• **What is asked**:
Pick out each line below containing "脚对球的作用力".

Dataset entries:

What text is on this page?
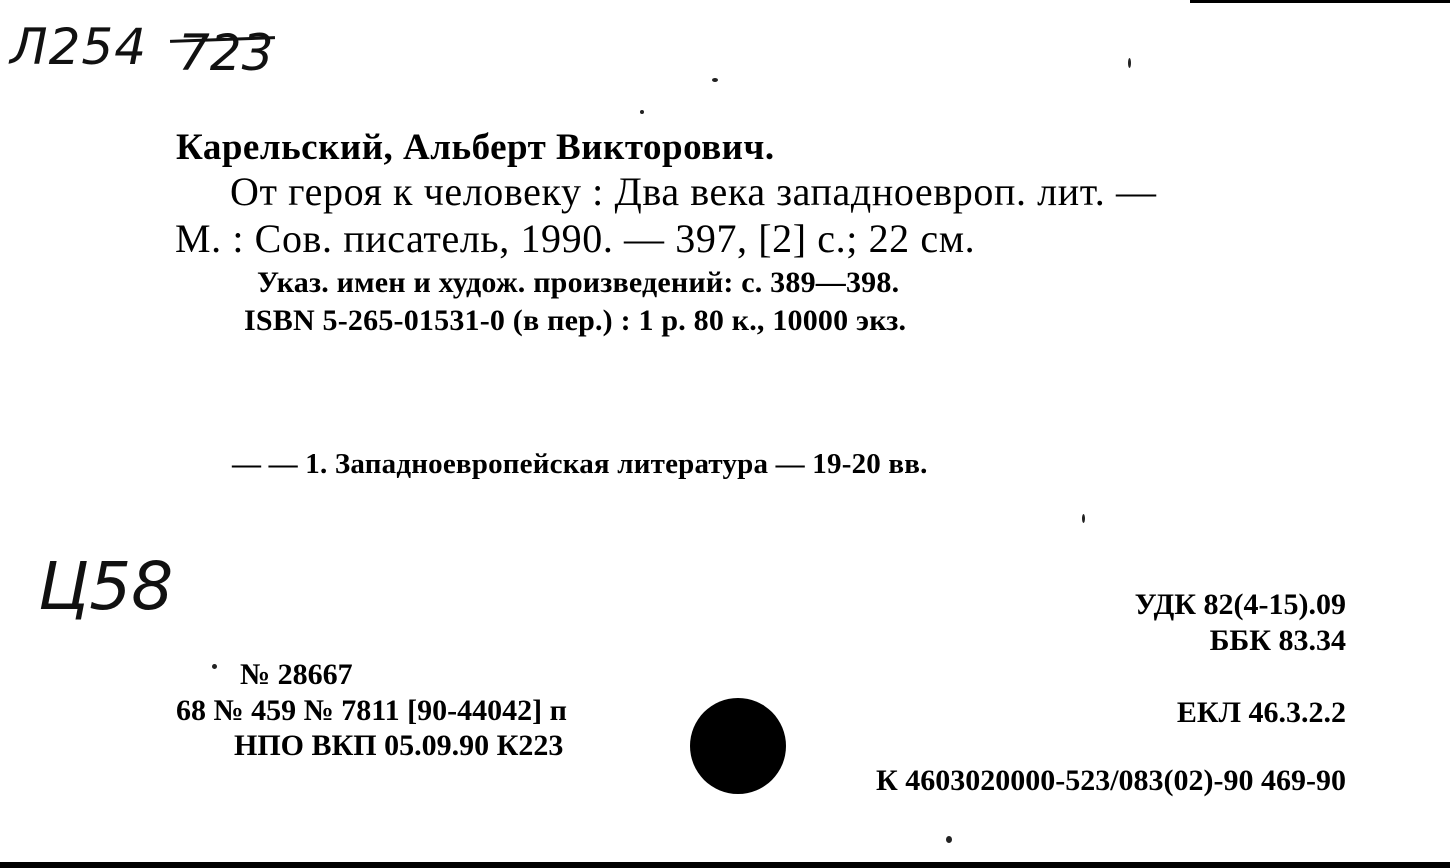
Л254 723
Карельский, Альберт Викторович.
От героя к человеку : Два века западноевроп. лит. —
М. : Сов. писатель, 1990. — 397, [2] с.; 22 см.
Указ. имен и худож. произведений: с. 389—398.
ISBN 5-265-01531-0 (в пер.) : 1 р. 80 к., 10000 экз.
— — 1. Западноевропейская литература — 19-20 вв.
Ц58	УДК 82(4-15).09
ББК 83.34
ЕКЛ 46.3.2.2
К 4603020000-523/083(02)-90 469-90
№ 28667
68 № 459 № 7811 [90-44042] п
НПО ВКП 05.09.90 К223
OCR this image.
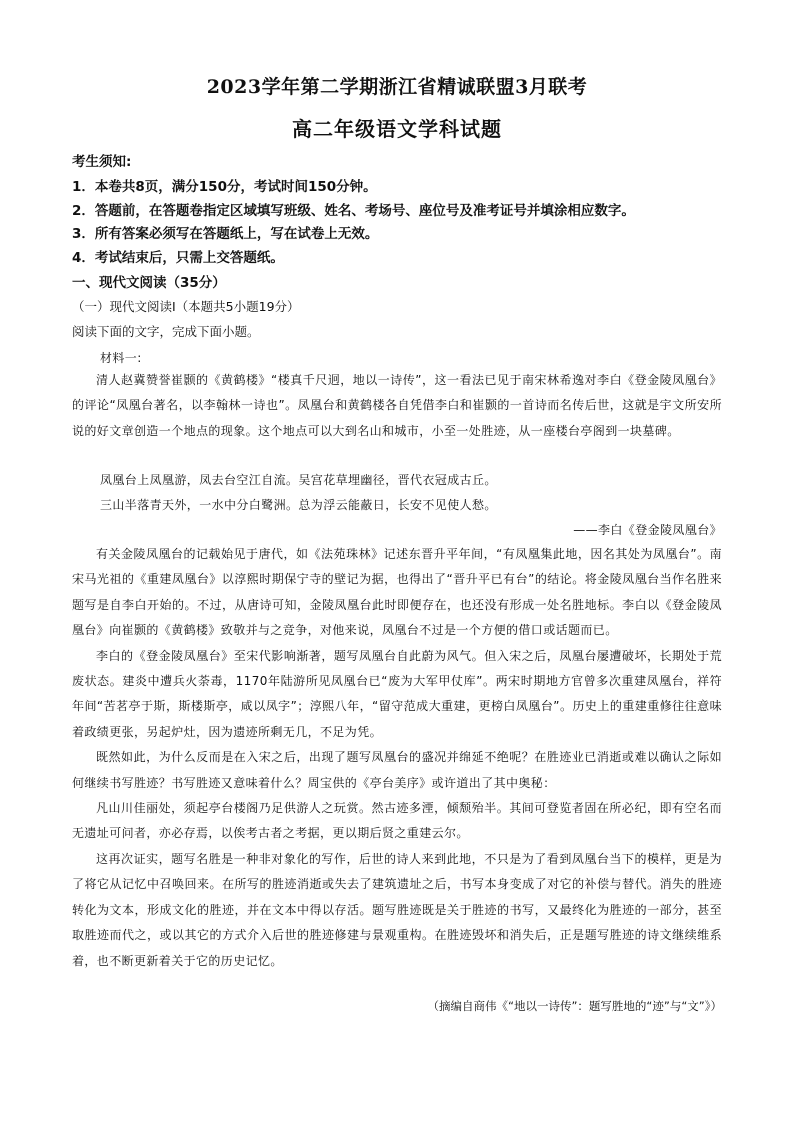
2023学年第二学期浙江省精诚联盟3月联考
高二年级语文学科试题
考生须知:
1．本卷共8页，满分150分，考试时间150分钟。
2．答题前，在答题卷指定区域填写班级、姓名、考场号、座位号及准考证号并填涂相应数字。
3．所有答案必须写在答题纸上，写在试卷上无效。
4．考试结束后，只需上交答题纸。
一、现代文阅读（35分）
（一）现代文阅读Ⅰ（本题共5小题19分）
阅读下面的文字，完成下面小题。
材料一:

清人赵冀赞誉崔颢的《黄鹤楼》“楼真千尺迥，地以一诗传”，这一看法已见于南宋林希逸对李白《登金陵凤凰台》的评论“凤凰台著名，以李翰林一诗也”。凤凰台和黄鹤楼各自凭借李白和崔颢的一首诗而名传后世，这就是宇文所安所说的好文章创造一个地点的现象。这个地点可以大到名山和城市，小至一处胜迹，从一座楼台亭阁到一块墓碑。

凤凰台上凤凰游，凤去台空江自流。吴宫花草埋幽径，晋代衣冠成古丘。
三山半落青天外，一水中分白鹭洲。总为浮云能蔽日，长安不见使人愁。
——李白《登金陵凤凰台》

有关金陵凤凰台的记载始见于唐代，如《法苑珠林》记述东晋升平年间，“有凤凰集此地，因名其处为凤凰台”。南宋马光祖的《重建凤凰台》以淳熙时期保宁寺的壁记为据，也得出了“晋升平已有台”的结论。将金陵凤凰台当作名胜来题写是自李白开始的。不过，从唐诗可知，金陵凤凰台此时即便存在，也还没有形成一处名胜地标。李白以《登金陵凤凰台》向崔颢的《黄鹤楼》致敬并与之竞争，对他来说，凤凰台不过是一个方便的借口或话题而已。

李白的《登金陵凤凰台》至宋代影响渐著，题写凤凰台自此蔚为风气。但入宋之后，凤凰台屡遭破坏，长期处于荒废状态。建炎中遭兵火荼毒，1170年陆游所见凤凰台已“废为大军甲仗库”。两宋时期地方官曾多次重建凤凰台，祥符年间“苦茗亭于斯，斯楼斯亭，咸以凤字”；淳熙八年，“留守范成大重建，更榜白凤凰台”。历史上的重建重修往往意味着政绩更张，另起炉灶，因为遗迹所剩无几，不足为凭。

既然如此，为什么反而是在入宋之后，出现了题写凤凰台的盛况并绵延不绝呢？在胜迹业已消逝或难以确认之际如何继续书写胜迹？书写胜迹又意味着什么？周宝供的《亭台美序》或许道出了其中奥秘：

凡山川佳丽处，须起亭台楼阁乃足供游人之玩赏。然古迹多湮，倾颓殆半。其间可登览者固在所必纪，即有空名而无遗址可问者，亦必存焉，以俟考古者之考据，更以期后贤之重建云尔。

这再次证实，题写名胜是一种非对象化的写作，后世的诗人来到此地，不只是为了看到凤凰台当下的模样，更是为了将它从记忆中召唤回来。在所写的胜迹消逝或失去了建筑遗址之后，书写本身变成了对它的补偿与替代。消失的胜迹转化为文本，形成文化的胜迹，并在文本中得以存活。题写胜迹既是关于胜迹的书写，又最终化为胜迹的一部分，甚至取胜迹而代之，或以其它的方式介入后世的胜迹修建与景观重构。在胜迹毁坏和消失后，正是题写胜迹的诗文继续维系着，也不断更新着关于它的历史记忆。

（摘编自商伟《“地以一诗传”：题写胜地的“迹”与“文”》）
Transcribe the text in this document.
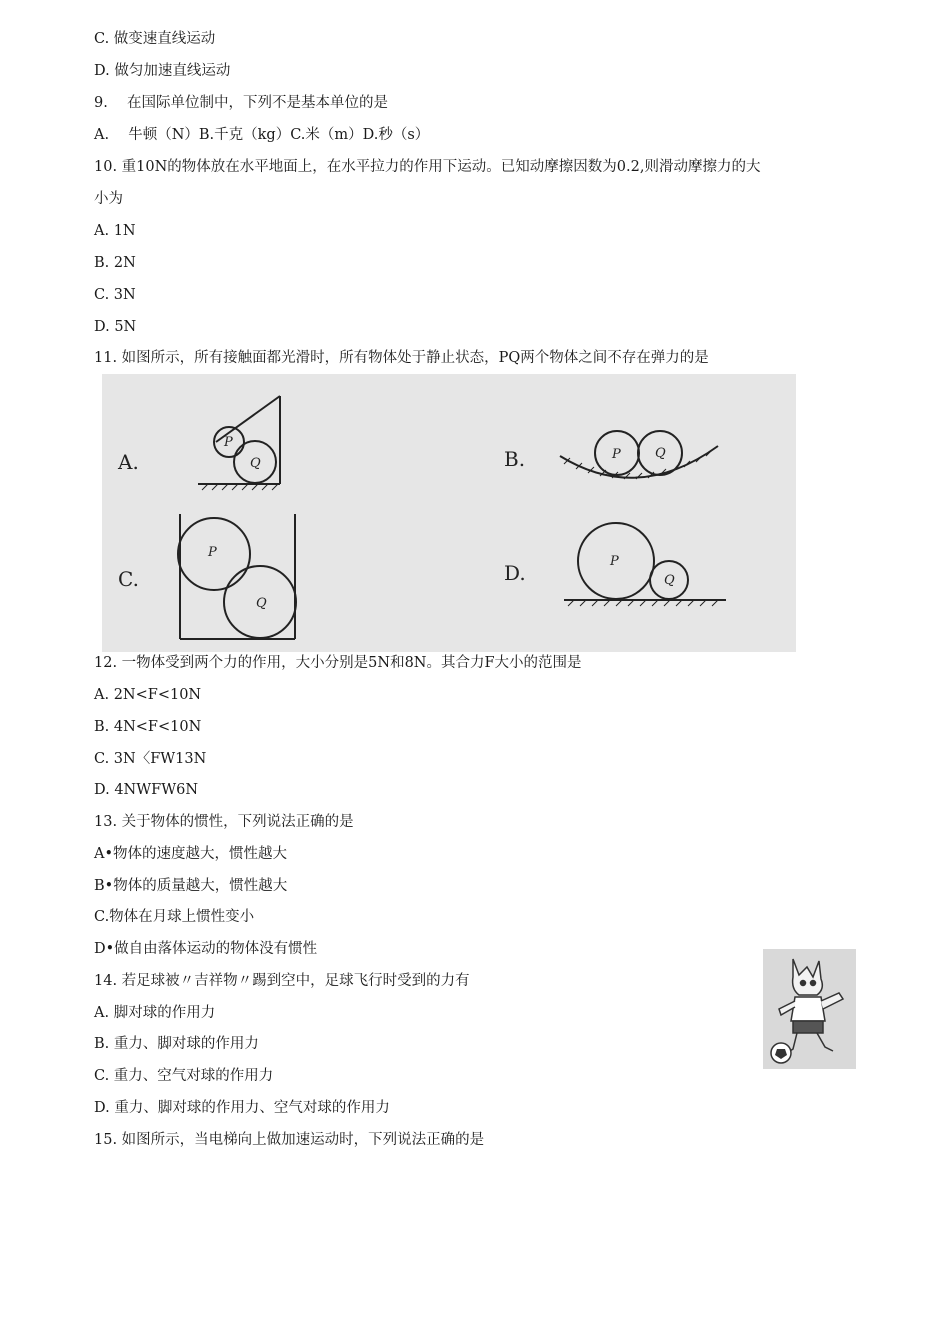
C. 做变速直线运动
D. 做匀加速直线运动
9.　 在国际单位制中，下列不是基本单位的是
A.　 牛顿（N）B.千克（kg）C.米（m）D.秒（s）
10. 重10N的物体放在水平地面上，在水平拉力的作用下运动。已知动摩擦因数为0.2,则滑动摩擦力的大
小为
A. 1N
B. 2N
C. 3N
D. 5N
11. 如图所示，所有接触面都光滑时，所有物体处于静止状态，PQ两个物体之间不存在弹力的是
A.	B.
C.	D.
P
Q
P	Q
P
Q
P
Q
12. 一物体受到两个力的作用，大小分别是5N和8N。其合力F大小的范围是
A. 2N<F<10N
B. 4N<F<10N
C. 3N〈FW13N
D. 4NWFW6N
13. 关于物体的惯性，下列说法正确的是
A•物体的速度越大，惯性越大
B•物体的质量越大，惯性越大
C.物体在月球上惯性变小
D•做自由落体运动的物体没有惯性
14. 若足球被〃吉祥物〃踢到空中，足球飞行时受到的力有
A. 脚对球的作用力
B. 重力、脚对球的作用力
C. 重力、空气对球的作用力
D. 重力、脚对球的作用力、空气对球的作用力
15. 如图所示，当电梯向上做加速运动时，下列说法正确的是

• **Output for this exercise**:
A. 脚对球的作用力
B. 重力、脚对球的作用力
D. 重力、脚对球的作用力、空气对球的作用力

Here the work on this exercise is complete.